TASK OBJECTIVE — Tell how many lines of the data include the word "JSON". Nothing but the number belongs in the answer.

SOURCE MATERIAL —
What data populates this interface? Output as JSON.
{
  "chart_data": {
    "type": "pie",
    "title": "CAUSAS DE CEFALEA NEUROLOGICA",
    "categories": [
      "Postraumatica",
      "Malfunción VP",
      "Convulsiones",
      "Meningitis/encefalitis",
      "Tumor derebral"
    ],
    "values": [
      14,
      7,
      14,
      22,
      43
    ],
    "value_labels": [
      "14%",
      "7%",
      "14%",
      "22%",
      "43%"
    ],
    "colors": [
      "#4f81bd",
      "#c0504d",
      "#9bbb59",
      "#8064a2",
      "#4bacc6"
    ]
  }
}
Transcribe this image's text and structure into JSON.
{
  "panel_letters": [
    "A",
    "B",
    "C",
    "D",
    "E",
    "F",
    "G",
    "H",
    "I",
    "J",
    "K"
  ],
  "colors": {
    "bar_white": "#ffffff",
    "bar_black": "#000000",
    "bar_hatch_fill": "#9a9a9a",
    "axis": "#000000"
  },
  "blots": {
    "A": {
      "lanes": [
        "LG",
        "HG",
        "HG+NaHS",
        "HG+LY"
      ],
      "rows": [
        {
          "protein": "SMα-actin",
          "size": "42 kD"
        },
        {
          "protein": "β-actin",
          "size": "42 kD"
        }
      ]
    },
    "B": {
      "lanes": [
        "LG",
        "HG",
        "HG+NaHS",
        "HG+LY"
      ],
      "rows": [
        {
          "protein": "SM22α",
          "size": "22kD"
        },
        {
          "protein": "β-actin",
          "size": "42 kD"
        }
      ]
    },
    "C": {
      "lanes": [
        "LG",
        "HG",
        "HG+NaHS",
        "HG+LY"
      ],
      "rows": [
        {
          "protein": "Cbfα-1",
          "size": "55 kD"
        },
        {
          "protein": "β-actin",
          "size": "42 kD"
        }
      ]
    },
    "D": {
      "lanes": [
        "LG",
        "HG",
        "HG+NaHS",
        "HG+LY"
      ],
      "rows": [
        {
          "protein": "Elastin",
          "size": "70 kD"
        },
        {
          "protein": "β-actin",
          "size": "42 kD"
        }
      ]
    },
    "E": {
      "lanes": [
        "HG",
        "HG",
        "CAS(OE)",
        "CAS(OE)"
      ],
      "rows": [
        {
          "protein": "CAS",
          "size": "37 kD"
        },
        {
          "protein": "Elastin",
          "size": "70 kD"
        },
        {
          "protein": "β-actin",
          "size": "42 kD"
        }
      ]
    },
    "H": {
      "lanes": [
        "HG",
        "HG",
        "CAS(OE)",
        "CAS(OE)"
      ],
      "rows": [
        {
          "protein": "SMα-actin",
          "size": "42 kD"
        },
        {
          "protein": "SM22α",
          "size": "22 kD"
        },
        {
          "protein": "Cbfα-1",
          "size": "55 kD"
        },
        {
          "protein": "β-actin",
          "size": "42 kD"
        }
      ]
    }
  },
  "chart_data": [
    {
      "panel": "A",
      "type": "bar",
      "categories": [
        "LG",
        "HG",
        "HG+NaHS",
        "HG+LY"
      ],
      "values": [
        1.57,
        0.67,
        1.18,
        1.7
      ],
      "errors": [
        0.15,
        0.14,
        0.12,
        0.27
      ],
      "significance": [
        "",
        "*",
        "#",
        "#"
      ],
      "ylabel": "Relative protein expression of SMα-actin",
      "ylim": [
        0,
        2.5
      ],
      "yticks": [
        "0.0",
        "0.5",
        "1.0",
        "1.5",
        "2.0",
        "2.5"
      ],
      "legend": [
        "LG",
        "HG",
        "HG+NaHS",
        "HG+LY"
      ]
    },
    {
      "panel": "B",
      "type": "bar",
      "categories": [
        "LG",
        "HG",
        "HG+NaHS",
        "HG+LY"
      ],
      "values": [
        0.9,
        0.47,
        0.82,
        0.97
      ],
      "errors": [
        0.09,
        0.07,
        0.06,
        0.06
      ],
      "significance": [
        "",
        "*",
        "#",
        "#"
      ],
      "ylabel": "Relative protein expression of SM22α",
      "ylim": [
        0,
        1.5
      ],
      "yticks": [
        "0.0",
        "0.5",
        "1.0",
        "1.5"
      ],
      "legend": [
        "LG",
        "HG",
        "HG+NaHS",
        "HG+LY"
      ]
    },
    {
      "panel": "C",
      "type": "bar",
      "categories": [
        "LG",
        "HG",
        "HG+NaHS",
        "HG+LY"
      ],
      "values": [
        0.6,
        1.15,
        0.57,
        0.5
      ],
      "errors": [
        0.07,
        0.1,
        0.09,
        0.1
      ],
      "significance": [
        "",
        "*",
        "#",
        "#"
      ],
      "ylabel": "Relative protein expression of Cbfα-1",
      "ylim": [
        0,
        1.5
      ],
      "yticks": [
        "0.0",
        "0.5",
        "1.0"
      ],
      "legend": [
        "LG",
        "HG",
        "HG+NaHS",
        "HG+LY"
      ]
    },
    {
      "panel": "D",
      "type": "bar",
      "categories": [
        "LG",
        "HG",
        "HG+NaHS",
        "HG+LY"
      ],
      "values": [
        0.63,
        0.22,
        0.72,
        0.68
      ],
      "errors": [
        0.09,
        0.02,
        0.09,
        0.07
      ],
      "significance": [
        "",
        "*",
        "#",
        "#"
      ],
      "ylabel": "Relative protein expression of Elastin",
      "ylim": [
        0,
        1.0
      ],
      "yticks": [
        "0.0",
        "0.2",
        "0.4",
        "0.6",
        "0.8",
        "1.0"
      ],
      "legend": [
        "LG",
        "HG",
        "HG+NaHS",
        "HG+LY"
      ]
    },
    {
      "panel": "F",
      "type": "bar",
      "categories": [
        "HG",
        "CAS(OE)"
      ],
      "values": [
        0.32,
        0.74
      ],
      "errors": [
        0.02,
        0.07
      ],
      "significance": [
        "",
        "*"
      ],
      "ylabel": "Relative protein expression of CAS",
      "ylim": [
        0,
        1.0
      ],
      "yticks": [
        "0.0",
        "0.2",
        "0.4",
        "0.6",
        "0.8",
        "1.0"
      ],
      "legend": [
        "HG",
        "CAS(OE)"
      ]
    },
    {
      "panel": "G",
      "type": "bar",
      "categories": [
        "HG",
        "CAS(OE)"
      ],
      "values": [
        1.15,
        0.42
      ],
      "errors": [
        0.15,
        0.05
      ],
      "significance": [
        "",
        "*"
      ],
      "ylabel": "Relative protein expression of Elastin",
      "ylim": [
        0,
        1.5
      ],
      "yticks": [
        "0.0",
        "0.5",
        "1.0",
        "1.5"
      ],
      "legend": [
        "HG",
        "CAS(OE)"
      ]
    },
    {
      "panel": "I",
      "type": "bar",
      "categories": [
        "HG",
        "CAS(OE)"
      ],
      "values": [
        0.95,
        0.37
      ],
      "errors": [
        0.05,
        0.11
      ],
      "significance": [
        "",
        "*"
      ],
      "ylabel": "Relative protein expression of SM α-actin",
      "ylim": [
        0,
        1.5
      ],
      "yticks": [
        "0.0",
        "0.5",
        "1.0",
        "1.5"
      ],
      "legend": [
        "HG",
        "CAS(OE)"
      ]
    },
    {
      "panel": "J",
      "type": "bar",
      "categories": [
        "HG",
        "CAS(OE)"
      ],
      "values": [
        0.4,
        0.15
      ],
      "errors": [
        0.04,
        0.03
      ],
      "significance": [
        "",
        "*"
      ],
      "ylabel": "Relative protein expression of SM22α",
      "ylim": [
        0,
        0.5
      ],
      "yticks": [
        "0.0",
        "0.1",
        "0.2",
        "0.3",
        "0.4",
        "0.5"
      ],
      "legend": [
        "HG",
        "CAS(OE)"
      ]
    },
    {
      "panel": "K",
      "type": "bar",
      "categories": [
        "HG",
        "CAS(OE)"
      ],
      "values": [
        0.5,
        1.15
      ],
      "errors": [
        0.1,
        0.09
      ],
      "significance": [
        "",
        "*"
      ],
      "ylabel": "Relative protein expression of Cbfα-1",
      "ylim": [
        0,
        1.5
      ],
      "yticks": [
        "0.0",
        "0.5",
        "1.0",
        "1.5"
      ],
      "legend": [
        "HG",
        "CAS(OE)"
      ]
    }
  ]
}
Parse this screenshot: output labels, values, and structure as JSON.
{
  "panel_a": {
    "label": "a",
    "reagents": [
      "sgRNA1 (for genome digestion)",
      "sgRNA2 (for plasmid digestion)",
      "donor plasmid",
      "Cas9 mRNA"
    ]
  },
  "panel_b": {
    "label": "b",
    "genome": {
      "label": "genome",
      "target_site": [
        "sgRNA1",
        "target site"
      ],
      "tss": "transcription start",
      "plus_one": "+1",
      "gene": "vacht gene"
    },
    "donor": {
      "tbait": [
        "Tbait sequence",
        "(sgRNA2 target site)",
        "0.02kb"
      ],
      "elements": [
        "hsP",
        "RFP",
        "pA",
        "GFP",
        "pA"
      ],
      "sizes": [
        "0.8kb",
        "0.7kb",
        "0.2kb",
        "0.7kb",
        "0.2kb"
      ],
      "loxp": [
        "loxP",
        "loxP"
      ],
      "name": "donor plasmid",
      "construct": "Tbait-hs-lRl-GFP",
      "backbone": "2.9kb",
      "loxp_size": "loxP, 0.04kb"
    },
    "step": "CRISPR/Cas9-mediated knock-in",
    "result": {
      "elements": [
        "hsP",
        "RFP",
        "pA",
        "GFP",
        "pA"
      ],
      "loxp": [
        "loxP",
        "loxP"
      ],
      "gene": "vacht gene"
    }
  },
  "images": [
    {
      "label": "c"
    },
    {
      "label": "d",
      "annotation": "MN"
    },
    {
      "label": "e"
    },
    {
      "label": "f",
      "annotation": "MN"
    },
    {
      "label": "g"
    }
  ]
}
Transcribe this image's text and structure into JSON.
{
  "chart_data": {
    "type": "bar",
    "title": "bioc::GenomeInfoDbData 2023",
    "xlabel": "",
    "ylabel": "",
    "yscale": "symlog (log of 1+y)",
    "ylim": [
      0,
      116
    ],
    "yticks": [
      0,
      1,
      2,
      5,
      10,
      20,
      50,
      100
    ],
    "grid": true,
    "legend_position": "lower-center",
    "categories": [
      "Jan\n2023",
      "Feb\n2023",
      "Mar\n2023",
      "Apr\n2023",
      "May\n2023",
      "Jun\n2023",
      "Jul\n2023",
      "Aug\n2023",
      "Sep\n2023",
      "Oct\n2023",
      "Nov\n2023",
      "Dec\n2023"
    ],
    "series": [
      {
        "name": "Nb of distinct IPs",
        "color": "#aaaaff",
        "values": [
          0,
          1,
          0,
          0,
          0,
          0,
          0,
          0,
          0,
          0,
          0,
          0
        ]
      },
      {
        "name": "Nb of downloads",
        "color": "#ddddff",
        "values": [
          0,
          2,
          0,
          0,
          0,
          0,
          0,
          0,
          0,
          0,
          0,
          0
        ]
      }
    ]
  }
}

RESULT OF THIS TASK — 4